# Instruction
Copy each line containing the word "name" from the records that follow, please.
========================
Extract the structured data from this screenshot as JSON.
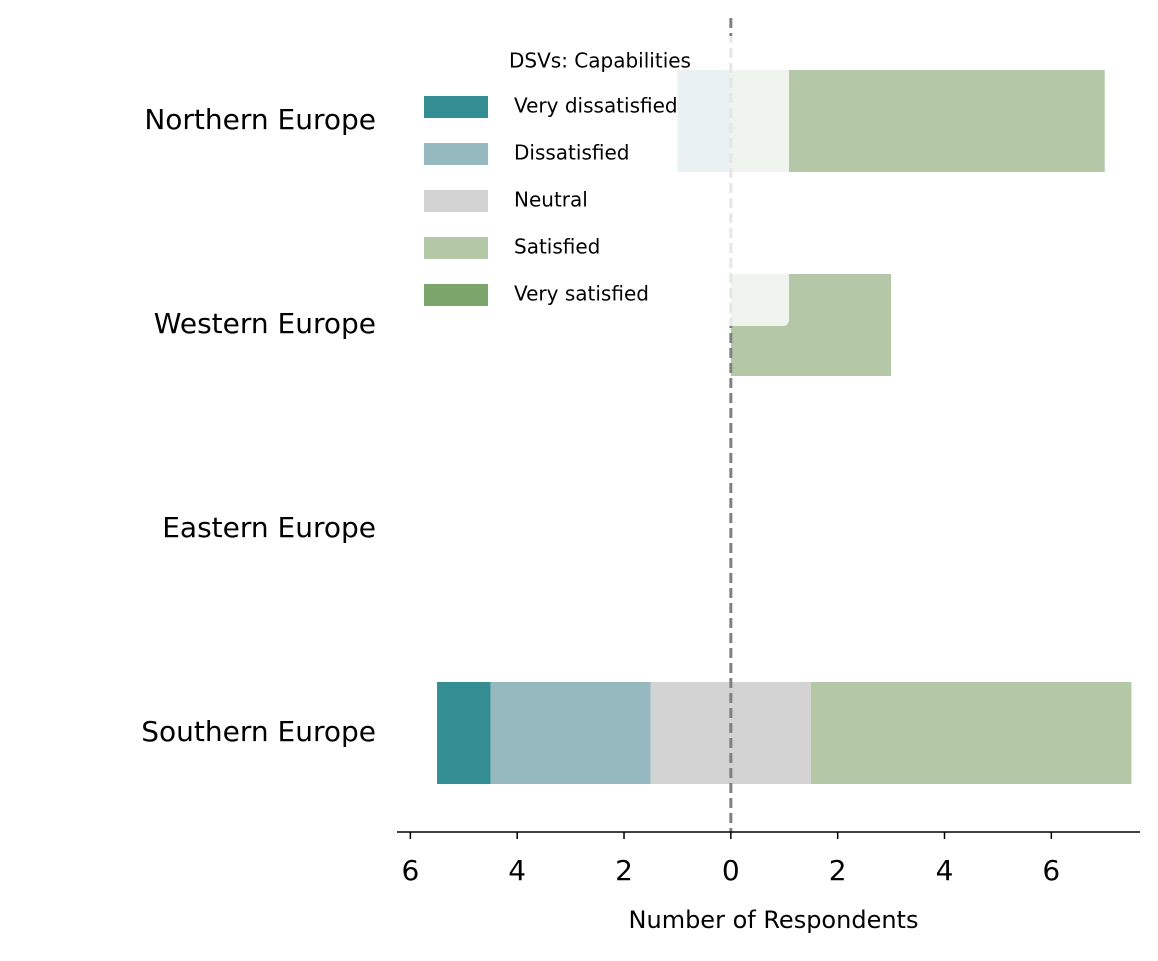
{
  "chart_data": {
    "type": "diverging_bar",
    "categories": [
      "Northern Europe",
      "Western Europe",
      "Eastern Europe",
      "Southern Europe"
    ],
    "series": [
      {
        "name": "Very dissatisfied",
        "color": "#358e93",
        "values": [
          0,
          0,
          0,
          1
        ]
      },
      {
        "name": "Dissatisfied",
        "color": "#95b9bf",
        "values": [
          1,
          0,
          0,
          3
        ]
      },
      {
        "name": "Neutral",
        "color": "#d3d3d3",
        "values": [
          0,
          0,
          0,
          3
        ]
      },
      {
        "name": "Satisfied",
        "color": "#b4c8a8",
        "values": [
          7,
          3,
          0,
          6
        ]
      },
      {
        "name": "Very satisfied",
        "color": "#7ba56a",
        "values": [
          0,
          0,
          0,
          0
        ]
      }
    ],
    "legend_title": "DSVs: Capabilities",
    "xlabel": "Number of Respondents",
    "xlim": [
      -6.25,
      7.66
    ],
    "xticks": [
      {
        "value": -6,
        "label": "6"
      },
      {
        "value": -4,
        "label": "4"
      },
      {
        "value": -2,
        "label": "2"
      },
      0,
      2,
      4,
      6
    ]
  }
}
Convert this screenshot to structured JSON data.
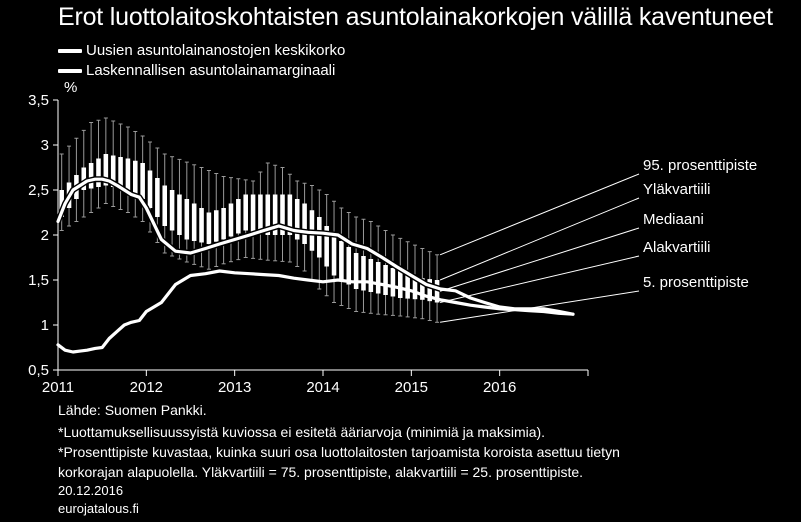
{
  "title": "Erot luottolaitoskohtaisten asuntolainakorkojen välillä kaventuneet",
  "legend": [
    "Uusien asuntolainanostojen keskikorko",
    "Laskennallisen asuntolainamarginaali"
  ],
  "footnotes": {
    "source": "Lähde: Suomen Pankki.",
    "note1": "*Luottamuksellisuussyistä kuviossa ei esitetä ääriarvoja (minimiä ja maksimia).",
    "note2a": "*Prosenttipiste kuvastaa, kuinka suuri osa luottolaitosten tarjoamista koroista asettuu tietyn",
    "note2b": "korkorajan alapuolella. Yläkvartiili = 75. prosenttipiste, alakvartiili = 25. prosenttipiste.",
    "date": "20.12.2016",
    "site": "eurojatalous.fi"
  },
  "colors": {
    "background": "#000000",
    "foreground": "#ffffff",
    "whisker": "#9a9a9a"
  },
  "chart_data": {
    "type": "box",
    "ylabel": "%",
    "ylim": [
      0.5,
      3.5
    ],
    "yticks": [
      "0,5",
      "1",
      "1,5",
      "2",
      "2,5",
      "3",
      "3,5"
    ],
    "ytick_values": [
      0.5,
      1,
      1.5,
      2,
      2.5,
      3,
      3.5
    ],
    "xlim": [
      2011,
      2017
    ],
    "xticks": [
      "2011",
      "2012",
      "2013",
      "2014",
      "2015",
      "2016"
    ],
    "annotations": [
      "95. prosenttipiste",
      "Yläkvartiili",
      "Mediaani",
      "Alakvartiili",
      "5. prosenttipiste"
    ],
    "box_start": 2011.0,
    "box_step": 0.08333,
    "box_count": 52,
    "p95_anchors": [
      [
        0,
        2.9
      ],
      [
        4,
        3.25
      ],
      [
        6,
        3.3
      ],
      [
        9,
        3.2
      ],
      [
        11,
        3.1
      ],
      [
        14,
        2.9
      ],
      [
        19,
        2.75
      ],
      [
        22,
        2.65
      ],
      [
        26,
        2.6
      ],
      [
        28,
        2.8
      ],
      [
        30,
        2.75
      ],
      [
        32,
        2.6
      ],
      [
        34,
        2.55
      ],
      [
        36,
        2.45
      ],
      [
        38,
        2.3
      ],
      [
        40,
        2.2
      ],
      [
        42,
        2.15
      ],
      [
        45,
        2.0
      ],
      [
        49,
        1.85
      ],
      [
        51,
        1.78
      ]
    ],
    "p75_anchors": [
      [
        0,
        2.5
      ],
      [
        3,
        2.75
      ],
      [
        6,
        2.9
      ],
      [
        9,
        2.85
      ],
      [
        11,
        2.8
      ],
      [
        14,
        2.55
      ],
      [
        18,
        2.35
      ],
      [
        20,
        2.25
      ],
      [
        22,
        2.3
      ],
      [
        25,
        2.45
      ],
      [
        28,
        2.45
      ],
      [
        31,
        2.45
      ],
      [
        33,
        2.35
      ],
      [
        35,
        2.2
      ],
      [
        37,
        2.0
      ],
      [
        40,
        1.8
      ],
      [
        43,
        1.7
      ],
      [
        46,
        1.6
      ],
      [
        49,
        1.52
      ],
      [
        51,
        1.5
      ]
    ],
    "p25_anchors": [
      [
        0,
        2.2
      ],
      [
        3,
        2.5
      ],
      [
        6,
        2.55
      ],
      [
        9,
        2.5
      ],
      [
        11,
        2.4
      ],
      [
        14,
        2.1
      ],
      [
        17,
        1.95
      ],
      [
        20,
        1.9
      ],
      [
        22,
        1.95
      ],
      [
        25,
        2.05
      ],
      [
        28,
        2.0
      ],
      [
        31,
        2.0
      ],
      [
        33,
        1.9
      ],
      [
        35,
        1.75
      ],
      [
        37,
        1.55
      ],
      [
        40,
        1.4
      ],
      [
        43,
        1.35
      ],
      [
        46,
        1.3
      ],
      [
        49,
        1.28
      ],
      [
        51,
        1.25
      ]
    ],
    "p5_anchors": [
      [
        0,
        2.05
      ],
      [
        3,
        2.2
      ],
      [
        6,
        2.35
      ],
      [
        9,
        2.25
      ],
      [
        11,
        2.15
      ],
      [
        14,
        1.8
      ],
      [
        17,
        1.7
      ],
      [
        20,
        1.62
      ],
      [
        22,
        1.68
      ],
      [
        25,
        1.75
      ],
      [
        28,
        1.72
      ],
      [
        31,
        1.7
      ],
      [
        33,
        1.6
      ],
      [
        35,
        1.4
      ],
      [
        37,
        1.25
      ],
      [
        40,
        1.15
      ],
      [
        43,
        1.12
      ],
      [
        46,
        1.1
      ],
      [
        49,
        1.07
      ],
      [
        51,
        1.03
      ]
    ],
    "series": [
      {
        "name": "Uusien asuntolainanostojen keskikorko",
        "x": [
          2011.0,
          2011.08,
          2011.17,
          2011.25,
          2011.33,
          2011.42,
          2011.5,
          2011.58,
          2011.67,
          2011.75,
          2011.83,
          2011.92,
          2012.0,
          2012.17,
          2012.33,
          2012.5,
          2012.67,
          2012.83,
          2013.0,
          2013.17,
          2013.33,
          2013.5,
          2013.67,
          2013.83,
          2014.0,
          2014.17,
          2014.33,
          2014.5,
          2014.67,
          2014.83,
          2015.0,
          2015.17,
          2015.33,
          2015.5,
          2015.67,
          2015.83,
          2016.0,
          2016.17,
          2016.33,
          2016.5,
          2016.67,
          2016.83
        ],
        "values": [
          2.15,
          2.35,
          2.5,
          2.55,
          2.6,
          2.62,
          2.62,
          2.6,
          2.55,
          2.5,
          2.45,
          2.42,
          2.3,
          1.95,
          1.82,
          1.8,
          1.85,
          1.9,
          1.95,
          2.0,
          2.05,
          2.1,
          2.05,
          2.03,
          2.02,
          2.0,
          1.9,
          1.85,
          1.75,
          1.65,
          1.55,
          1.45,
          1.4,
          1.38,
          1.3,
          1.25,
          1.2,
          1.18,
          1.18,
          1.18,
          1.15,
          1.12
        ]
      },
      {
        "name": "Laskennallisen asuntolainamarginaali",
        "x": [
          2011.0,
          2011.08,
          2011.17,
          2011.25,
          2011.33,
          2011.42,
          2011.5,
          2011.58,
          2011.67,
          2011.75,
          2011.83,
          2011.92,
          2012.0,
          2012.17,
          2012.33,
          2012.5,
          2012.67,
          2012.83,
          2013.0,
          2013.17,
          2013.33,
          2013.5,
          2013.67,
          2013.83,
          2014.0,
          2014.17,
          2014.33,
          2014.5,
          2014.67,
          2014.83,
          2015.0,
          2015.17,
          2015.33,
          2015.5,
          2015.67,
          2015.83,
          2016.0,
          2016.17,
          2016.33,
          2016.5,
          2016.67,
          2016.83
        ],
        "values": [
          0.78,
          0.72,
          0.7,
          0.71,
          0.72,
          0.74,
          0.75,
          0.85,
          0.93,
          1.0,
          1.03,
          1.05,
          1.15,
          1.25,
          1.45,
          1.55,
          1.57,
          1.6,
          1.58,
          1.57,
          1.56,
          1.55,
          1.52,
          1.5,
          1.48,
          1.5,
          1.48,
          1.48,
          1.45,
          1.42,
          1.38,
          1.32,
          1.28,
          1.25,
          1.22,
          1.2,
          1.18,
          1.17,
          1.16,
          1.15,
          1.13,
          1.12
        ]
      }
    ]
  }
}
========================
# Output for this exercise
        "name": "Very dissatisfied",
        "name": "Dissatisfied",
        "name": "Neutral",
        "name": "Satisfied",
        "name": "Very satisfied",
        "name": "Uusien asuntolainanostojen keskikorko",
        "name": "Laskennallisen asuntolainamarginaali",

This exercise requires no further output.